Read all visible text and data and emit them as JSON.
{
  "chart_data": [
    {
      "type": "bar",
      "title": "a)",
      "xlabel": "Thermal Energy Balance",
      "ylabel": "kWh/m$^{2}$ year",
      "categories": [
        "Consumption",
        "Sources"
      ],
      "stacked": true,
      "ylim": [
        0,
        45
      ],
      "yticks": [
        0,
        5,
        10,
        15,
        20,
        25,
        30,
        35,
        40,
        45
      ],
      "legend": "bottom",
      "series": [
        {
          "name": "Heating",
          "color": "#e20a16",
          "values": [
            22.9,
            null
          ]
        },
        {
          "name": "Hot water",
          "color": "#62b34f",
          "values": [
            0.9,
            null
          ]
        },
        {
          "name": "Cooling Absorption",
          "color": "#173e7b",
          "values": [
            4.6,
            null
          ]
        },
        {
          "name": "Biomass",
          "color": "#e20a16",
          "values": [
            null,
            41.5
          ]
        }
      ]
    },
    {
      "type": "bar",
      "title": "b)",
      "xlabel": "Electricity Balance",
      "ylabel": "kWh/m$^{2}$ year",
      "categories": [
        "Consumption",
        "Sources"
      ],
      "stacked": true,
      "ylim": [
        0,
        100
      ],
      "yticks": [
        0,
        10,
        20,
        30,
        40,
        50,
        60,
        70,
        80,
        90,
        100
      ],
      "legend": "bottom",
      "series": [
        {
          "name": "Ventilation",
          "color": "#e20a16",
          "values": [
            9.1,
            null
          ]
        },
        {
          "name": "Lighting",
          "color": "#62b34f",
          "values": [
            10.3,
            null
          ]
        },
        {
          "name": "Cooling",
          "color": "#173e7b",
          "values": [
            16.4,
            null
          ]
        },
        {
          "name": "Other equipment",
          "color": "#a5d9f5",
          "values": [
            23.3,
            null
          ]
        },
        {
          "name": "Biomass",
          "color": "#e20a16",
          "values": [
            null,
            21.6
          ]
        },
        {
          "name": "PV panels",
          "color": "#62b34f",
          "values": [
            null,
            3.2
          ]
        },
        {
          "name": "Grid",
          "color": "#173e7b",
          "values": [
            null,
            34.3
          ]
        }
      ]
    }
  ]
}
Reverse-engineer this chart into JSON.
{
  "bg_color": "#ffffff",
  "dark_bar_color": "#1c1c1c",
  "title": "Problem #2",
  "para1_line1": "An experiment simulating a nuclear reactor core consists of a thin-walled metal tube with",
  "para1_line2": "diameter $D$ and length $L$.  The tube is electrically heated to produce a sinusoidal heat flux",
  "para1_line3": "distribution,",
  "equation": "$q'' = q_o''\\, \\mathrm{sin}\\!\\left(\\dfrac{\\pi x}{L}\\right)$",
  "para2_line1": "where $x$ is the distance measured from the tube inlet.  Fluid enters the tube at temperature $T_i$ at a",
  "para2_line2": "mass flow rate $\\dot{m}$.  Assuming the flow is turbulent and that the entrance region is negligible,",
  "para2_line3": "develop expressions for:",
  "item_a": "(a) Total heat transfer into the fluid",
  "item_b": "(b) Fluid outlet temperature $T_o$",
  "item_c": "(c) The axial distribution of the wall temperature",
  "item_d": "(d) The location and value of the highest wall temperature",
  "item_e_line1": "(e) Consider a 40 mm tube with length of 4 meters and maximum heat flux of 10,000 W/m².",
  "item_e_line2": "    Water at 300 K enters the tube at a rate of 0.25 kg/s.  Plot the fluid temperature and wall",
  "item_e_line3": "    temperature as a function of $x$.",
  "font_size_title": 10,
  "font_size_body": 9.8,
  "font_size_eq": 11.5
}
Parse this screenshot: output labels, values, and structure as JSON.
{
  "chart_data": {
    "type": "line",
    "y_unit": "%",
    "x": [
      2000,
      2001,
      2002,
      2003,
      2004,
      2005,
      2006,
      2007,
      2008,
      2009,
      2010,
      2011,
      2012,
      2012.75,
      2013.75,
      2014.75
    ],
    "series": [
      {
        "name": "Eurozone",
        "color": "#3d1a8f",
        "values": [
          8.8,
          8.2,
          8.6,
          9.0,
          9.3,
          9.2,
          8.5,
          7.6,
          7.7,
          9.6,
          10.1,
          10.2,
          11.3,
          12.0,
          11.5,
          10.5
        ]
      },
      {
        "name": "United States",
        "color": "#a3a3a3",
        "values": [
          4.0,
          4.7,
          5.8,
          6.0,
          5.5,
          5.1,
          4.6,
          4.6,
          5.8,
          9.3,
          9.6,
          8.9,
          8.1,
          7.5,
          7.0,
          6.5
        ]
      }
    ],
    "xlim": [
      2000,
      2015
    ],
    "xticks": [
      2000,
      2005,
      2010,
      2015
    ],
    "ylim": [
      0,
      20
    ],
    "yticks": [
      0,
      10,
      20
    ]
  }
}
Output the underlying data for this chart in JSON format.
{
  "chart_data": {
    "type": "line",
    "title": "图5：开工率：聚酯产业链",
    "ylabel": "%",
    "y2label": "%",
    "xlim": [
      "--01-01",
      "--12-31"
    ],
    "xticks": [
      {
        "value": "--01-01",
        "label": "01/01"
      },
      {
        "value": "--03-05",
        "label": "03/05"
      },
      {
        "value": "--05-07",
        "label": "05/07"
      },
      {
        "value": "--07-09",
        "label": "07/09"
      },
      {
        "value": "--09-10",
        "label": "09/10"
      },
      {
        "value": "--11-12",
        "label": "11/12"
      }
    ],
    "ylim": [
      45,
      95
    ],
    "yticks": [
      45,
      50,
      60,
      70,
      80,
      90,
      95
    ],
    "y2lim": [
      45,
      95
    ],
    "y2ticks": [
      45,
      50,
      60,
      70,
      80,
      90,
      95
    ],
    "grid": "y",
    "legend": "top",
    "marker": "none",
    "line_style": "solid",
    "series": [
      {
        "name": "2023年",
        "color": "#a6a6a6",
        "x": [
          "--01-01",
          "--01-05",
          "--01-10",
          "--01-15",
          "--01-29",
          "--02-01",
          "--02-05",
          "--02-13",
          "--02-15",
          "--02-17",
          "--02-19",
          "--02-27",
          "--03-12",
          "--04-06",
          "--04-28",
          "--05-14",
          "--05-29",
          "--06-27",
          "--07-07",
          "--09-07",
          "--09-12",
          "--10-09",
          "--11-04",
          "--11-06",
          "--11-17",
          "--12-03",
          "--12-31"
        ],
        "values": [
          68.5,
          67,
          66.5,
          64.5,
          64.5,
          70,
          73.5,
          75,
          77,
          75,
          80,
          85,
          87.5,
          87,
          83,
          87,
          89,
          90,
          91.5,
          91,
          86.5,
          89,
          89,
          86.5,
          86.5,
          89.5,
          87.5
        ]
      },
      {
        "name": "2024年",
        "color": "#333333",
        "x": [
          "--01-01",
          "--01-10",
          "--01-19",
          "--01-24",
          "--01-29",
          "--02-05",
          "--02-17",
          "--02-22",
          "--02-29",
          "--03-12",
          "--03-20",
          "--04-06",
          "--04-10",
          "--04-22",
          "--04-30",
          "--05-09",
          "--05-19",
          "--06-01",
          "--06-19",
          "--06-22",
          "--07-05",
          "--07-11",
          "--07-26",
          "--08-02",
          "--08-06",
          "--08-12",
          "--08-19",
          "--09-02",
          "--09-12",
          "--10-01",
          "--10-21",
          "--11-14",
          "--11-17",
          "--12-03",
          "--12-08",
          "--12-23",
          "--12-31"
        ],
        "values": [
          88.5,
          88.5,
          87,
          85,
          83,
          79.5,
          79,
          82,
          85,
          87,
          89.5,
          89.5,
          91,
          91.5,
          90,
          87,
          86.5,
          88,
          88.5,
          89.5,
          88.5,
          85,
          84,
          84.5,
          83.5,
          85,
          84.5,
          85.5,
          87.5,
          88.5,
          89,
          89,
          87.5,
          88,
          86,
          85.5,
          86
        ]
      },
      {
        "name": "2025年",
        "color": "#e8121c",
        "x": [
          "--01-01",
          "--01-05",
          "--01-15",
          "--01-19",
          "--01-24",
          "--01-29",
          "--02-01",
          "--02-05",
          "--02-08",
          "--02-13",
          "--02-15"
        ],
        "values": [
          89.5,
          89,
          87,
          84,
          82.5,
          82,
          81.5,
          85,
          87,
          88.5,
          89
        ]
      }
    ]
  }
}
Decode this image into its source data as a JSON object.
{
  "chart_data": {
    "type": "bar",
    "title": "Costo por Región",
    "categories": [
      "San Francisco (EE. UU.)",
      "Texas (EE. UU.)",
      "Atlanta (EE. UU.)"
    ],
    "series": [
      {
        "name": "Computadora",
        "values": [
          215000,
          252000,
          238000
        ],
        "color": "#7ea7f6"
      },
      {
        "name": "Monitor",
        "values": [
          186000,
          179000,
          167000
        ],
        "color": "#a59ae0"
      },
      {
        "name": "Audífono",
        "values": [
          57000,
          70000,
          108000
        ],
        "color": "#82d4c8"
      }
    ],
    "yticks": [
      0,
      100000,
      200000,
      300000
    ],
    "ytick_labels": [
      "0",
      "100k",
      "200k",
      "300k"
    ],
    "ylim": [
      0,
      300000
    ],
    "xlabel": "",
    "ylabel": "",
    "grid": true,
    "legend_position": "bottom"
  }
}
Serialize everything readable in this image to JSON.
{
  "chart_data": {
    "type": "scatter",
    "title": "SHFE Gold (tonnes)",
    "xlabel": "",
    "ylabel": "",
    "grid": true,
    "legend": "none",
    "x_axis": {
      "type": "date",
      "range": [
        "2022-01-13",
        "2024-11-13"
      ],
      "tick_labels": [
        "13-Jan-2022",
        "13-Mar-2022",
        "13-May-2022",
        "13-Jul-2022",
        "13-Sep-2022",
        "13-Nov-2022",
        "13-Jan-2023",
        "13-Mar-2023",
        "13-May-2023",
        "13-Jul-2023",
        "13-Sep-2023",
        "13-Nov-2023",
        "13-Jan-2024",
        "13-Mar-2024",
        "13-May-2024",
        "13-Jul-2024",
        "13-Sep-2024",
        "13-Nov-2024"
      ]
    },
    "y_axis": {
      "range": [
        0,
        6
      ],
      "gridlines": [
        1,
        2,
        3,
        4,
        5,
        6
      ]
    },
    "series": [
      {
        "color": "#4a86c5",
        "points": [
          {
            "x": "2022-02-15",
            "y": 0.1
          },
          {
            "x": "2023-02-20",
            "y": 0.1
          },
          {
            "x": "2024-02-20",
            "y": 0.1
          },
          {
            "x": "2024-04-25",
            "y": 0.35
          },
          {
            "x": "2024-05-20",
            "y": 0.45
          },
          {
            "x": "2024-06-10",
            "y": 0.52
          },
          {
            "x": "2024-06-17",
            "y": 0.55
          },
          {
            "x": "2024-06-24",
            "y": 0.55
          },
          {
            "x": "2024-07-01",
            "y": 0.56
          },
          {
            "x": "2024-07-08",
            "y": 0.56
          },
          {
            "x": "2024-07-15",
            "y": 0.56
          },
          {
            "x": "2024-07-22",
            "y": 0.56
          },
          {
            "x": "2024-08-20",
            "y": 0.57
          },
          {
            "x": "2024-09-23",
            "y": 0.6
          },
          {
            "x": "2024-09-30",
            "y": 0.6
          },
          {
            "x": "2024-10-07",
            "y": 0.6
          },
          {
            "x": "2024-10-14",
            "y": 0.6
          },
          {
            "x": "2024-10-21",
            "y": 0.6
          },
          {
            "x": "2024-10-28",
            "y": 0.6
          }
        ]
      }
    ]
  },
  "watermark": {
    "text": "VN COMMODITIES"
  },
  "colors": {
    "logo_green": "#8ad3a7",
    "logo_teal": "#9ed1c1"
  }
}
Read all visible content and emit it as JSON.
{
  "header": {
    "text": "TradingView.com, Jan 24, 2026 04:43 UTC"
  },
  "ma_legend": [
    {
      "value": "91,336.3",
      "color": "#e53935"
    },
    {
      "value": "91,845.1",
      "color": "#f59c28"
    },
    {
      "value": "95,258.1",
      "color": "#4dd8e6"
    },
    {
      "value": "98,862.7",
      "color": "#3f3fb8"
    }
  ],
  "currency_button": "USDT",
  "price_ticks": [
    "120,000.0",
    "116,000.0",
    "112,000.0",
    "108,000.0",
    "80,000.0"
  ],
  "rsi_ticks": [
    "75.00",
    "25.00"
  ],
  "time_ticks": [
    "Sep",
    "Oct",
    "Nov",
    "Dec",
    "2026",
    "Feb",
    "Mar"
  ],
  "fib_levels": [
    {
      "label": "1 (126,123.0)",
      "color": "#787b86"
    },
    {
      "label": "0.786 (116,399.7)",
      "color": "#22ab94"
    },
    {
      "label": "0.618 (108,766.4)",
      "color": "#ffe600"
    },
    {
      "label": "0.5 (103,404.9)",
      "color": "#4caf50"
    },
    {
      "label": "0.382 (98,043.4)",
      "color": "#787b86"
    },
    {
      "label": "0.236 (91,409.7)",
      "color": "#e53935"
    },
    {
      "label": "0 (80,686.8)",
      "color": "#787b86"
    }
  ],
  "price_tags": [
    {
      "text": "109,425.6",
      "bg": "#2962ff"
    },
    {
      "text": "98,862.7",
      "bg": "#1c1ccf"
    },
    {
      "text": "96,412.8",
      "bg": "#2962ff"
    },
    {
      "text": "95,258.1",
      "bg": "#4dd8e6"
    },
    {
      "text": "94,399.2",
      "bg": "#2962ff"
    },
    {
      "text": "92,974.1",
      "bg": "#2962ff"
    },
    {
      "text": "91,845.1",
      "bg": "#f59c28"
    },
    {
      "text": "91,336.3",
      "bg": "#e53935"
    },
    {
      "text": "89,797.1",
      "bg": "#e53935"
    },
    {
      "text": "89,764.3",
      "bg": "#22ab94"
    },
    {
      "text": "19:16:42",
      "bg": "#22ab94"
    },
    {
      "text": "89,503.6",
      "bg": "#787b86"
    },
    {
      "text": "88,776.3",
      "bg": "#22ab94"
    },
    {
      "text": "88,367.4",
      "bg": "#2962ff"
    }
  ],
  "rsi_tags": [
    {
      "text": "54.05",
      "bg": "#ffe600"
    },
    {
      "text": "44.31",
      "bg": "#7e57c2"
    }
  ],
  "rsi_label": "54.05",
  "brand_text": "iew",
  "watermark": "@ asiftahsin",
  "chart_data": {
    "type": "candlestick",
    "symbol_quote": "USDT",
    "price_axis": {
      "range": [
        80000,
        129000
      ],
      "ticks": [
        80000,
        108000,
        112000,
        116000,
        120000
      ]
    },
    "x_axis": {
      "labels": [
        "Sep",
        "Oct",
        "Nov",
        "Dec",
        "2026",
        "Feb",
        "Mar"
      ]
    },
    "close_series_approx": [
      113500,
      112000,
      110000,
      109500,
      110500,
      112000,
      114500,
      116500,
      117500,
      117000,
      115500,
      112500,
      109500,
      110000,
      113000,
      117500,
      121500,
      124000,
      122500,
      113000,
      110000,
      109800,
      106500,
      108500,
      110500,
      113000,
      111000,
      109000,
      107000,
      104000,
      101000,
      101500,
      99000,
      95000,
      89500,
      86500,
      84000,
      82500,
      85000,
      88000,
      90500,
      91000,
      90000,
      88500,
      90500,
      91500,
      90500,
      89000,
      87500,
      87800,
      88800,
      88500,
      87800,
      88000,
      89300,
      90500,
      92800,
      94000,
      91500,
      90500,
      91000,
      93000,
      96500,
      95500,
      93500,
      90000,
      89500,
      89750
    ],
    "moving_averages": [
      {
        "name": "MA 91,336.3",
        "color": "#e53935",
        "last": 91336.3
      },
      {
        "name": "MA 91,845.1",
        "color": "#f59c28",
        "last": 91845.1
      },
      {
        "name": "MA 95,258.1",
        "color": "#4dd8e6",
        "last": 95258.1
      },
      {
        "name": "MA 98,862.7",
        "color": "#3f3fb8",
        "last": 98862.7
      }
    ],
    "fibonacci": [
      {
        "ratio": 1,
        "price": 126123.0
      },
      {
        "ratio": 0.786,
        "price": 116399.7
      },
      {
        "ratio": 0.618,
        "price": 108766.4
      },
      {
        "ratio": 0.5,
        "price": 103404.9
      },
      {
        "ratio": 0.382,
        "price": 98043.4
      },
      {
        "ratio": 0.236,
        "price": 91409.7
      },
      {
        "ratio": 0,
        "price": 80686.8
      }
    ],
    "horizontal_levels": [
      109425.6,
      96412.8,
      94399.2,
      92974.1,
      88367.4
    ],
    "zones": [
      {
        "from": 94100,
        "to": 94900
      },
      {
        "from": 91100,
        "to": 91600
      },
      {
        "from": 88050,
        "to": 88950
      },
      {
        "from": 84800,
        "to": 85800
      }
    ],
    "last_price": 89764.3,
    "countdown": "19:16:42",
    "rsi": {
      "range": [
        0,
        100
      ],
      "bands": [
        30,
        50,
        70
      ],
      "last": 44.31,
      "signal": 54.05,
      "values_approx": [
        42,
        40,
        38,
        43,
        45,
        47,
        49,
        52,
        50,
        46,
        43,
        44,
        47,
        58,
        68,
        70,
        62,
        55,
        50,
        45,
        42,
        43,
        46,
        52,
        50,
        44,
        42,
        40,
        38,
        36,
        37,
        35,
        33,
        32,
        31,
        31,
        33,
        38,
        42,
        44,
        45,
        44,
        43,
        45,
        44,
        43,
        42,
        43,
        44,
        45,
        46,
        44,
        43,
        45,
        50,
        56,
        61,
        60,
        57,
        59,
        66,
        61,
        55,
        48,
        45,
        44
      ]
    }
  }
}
+ + + + +
Direction => Pull out each line of the listing that holds the string "type".

Answer to this task =>
      "type": "bar",
      "type": "bar",
    "type": "line",
    "type": "line",
    "type": "bar",
    "type": "scatter",
      "type": "date",
    "type": "candlestick",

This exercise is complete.